::: Extracted material :::

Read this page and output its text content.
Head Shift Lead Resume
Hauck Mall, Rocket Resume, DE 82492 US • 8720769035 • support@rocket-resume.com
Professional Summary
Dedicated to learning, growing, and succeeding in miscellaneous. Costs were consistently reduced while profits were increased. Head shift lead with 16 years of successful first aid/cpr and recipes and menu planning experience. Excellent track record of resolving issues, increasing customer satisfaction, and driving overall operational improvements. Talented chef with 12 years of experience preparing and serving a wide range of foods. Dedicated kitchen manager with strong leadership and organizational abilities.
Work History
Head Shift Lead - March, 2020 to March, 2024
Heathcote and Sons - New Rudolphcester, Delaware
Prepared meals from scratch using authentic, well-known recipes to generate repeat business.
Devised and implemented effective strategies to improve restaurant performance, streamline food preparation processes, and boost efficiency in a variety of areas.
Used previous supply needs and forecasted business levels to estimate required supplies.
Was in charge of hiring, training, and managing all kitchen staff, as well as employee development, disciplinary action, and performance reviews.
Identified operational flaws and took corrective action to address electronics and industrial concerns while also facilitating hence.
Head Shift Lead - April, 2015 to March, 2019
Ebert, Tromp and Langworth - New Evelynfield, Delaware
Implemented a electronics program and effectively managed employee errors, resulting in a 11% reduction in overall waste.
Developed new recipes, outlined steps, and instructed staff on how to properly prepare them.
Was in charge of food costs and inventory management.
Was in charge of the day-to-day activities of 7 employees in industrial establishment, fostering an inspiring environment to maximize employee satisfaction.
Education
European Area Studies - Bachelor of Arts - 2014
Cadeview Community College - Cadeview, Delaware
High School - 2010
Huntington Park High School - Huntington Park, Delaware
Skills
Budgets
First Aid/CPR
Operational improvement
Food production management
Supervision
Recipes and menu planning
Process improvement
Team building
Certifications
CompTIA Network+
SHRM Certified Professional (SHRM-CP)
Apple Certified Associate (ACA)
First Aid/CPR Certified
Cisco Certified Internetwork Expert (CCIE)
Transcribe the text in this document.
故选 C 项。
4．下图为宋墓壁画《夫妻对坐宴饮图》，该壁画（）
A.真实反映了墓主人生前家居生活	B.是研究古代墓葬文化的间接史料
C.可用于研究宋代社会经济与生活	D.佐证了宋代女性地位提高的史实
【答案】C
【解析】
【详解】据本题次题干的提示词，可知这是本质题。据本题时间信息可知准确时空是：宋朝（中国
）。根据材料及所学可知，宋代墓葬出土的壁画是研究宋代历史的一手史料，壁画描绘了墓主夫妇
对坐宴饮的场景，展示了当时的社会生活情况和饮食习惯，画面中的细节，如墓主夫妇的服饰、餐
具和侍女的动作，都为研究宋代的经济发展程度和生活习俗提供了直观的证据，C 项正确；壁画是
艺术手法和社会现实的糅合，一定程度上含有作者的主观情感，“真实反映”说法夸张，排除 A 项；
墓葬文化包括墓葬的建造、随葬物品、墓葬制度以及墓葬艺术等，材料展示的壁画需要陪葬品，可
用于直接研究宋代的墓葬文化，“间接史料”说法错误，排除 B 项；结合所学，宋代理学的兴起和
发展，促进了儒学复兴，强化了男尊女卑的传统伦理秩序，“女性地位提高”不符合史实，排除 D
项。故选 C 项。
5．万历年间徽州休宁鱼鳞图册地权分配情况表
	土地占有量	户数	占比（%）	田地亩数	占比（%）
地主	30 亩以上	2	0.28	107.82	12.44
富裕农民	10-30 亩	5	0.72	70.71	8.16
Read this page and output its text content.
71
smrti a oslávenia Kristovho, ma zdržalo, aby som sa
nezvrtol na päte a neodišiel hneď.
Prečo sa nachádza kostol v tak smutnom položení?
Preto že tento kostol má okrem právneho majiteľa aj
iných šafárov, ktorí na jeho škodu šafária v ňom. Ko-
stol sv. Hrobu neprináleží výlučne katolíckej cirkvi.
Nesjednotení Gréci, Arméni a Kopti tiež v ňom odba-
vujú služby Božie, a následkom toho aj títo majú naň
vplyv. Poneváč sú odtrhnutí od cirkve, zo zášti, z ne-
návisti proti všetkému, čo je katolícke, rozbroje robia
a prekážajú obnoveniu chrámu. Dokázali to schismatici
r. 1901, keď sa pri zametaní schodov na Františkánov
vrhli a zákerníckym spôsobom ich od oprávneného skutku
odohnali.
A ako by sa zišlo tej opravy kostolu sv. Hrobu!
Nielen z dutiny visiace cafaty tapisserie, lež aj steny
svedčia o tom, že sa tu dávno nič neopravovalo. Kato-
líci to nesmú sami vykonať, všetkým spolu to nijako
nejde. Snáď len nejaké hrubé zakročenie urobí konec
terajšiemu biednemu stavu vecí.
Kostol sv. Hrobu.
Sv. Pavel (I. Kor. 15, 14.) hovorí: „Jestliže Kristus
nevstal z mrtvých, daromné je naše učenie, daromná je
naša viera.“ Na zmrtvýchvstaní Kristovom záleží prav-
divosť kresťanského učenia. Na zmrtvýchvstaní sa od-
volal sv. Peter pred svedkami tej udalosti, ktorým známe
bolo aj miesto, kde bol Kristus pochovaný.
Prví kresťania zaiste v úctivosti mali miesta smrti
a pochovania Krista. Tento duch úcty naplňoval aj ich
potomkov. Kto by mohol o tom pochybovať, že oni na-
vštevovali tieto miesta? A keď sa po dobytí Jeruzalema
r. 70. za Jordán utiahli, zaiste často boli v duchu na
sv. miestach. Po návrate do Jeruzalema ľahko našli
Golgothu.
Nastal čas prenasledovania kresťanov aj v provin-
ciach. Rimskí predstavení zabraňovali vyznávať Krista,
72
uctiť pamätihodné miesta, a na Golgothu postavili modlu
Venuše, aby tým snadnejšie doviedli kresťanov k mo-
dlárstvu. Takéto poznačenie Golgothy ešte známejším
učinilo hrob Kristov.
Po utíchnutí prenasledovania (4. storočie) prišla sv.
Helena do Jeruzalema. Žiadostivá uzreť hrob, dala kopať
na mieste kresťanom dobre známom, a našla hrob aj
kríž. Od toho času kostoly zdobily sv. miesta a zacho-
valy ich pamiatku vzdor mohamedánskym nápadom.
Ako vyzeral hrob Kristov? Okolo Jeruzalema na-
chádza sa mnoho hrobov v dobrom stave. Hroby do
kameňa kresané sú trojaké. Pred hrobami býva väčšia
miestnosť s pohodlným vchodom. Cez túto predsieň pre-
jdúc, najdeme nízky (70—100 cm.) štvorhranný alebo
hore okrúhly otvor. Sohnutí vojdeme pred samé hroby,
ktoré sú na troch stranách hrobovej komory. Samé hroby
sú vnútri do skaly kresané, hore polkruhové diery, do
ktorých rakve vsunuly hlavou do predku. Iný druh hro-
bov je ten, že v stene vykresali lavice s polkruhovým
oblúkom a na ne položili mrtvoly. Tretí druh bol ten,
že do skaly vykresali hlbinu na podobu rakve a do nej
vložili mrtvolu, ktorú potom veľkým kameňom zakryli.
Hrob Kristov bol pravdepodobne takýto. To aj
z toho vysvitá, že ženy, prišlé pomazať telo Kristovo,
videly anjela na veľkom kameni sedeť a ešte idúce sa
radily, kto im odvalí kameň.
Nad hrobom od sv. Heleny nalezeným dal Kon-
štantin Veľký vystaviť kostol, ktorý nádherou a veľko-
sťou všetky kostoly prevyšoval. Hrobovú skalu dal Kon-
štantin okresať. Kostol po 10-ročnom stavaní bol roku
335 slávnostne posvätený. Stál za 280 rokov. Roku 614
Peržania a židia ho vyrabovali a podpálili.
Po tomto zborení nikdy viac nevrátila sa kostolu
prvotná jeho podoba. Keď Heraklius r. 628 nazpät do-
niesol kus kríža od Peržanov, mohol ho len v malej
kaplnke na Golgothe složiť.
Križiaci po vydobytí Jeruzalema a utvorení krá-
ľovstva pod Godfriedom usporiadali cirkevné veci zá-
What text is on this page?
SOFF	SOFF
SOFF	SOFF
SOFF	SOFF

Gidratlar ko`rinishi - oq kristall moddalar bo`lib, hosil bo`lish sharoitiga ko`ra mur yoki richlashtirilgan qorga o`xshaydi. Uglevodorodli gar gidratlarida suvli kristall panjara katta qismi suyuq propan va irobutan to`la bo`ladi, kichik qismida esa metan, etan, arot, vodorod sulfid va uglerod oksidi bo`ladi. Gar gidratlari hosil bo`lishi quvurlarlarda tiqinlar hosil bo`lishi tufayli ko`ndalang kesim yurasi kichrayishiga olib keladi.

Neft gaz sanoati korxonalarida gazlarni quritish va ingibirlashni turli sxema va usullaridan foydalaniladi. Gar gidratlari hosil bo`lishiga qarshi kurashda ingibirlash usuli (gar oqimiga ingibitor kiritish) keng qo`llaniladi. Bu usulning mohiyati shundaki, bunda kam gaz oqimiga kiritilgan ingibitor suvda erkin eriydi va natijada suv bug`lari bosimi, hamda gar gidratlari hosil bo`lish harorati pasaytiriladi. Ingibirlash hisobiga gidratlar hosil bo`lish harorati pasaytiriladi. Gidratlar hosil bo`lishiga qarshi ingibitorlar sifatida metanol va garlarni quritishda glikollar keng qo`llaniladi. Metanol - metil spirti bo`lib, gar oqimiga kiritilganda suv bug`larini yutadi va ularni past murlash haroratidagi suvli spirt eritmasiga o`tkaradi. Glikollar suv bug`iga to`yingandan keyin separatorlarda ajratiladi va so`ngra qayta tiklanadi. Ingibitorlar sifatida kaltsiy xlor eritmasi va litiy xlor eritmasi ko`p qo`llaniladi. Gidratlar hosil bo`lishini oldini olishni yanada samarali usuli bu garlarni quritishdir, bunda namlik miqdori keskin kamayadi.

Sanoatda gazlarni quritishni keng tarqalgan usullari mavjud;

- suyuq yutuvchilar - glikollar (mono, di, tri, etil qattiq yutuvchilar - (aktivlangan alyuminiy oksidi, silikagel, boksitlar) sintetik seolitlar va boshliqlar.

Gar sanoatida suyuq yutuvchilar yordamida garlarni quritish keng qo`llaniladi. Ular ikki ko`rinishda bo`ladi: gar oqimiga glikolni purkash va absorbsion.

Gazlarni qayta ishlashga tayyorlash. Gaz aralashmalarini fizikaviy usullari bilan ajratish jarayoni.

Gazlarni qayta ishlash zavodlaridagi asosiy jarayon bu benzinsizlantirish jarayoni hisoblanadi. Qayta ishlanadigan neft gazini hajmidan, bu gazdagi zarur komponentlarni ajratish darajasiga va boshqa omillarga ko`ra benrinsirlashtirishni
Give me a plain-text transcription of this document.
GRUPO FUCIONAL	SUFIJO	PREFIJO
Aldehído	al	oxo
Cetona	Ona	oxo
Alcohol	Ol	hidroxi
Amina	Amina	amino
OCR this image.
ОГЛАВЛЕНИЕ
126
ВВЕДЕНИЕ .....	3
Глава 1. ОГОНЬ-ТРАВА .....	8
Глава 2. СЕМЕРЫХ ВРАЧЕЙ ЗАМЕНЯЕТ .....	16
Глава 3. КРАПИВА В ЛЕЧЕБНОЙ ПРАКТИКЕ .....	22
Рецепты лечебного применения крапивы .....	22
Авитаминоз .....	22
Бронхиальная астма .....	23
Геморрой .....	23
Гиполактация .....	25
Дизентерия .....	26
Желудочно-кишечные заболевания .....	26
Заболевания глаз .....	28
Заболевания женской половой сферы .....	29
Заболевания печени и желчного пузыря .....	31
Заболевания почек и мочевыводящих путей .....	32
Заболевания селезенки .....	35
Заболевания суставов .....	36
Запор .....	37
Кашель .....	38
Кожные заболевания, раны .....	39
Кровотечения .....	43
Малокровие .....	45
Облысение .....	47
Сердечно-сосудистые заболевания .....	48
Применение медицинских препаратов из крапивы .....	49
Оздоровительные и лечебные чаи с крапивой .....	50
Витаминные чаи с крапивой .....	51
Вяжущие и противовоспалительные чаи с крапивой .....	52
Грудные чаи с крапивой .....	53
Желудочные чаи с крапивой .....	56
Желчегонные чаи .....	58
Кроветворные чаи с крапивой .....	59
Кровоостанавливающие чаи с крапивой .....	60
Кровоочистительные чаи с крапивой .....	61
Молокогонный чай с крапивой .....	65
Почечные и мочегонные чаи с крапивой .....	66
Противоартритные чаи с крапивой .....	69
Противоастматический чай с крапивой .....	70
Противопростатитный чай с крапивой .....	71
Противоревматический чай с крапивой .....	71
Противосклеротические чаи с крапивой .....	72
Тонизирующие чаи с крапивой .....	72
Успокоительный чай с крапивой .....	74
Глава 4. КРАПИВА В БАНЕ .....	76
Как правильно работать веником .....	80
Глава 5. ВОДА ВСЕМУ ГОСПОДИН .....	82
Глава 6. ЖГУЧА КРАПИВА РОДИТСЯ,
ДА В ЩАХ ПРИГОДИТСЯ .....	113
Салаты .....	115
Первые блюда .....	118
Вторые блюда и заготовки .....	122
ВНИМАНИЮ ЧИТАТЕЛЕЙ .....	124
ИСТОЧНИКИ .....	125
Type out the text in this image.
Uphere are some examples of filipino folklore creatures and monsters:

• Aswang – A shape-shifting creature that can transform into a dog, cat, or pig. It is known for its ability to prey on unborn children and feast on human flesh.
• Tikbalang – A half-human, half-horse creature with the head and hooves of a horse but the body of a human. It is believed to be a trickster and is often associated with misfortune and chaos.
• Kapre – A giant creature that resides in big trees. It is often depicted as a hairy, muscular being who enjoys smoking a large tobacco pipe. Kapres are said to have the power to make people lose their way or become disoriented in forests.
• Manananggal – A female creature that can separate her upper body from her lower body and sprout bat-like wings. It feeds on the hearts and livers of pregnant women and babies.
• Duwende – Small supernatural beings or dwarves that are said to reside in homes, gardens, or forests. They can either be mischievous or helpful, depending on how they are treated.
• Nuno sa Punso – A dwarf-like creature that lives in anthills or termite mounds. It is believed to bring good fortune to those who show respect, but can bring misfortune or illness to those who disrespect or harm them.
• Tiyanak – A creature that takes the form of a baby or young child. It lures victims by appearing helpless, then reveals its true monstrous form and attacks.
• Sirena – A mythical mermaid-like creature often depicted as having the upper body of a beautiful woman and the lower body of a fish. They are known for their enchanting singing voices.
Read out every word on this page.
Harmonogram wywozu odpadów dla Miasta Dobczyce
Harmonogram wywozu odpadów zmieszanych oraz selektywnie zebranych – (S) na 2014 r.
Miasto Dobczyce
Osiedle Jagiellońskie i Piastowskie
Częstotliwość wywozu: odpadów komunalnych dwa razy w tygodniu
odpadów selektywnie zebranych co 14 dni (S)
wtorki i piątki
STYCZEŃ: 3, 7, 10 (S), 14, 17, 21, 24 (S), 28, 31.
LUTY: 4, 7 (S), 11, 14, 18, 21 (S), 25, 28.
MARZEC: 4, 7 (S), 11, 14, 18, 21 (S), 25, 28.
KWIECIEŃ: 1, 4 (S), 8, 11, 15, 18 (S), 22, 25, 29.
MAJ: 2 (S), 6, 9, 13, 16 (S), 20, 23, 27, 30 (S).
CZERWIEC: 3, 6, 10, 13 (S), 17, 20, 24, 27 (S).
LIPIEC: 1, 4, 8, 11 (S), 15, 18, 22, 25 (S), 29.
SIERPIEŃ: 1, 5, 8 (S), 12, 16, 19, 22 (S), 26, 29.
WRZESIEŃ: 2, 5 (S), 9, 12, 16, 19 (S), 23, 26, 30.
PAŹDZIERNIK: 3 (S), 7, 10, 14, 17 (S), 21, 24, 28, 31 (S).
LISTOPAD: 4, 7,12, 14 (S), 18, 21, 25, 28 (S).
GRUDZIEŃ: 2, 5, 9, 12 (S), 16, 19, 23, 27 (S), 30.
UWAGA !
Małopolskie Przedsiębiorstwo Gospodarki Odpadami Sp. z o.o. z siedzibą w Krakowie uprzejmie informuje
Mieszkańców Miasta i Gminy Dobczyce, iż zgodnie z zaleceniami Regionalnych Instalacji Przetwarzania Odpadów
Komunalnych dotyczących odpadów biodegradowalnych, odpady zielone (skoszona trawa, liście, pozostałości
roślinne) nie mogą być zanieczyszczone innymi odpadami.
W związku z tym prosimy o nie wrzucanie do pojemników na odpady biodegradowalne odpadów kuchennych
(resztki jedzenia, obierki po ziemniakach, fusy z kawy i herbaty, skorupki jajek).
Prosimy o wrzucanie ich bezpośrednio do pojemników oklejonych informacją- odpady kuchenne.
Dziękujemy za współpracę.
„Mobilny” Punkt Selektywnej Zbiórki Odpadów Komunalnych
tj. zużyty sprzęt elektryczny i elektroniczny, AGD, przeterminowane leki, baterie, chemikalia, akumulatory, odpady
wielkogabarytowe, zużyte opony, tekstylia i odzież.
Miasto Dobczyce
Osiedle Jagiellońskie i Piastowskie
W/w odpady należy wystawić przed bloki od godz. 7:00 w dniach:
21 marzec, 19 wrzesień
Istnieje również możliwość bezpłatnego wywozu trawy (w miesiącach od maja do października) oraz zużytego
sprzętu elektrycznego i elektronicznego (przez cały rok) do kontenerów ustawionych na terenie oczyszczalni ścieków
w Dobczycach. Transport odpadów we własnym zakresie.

:::

- Exercise description
Look through the data and gather every line with the string "image" in it.

- Response to the task
OCR this image.
Type out the text in this image.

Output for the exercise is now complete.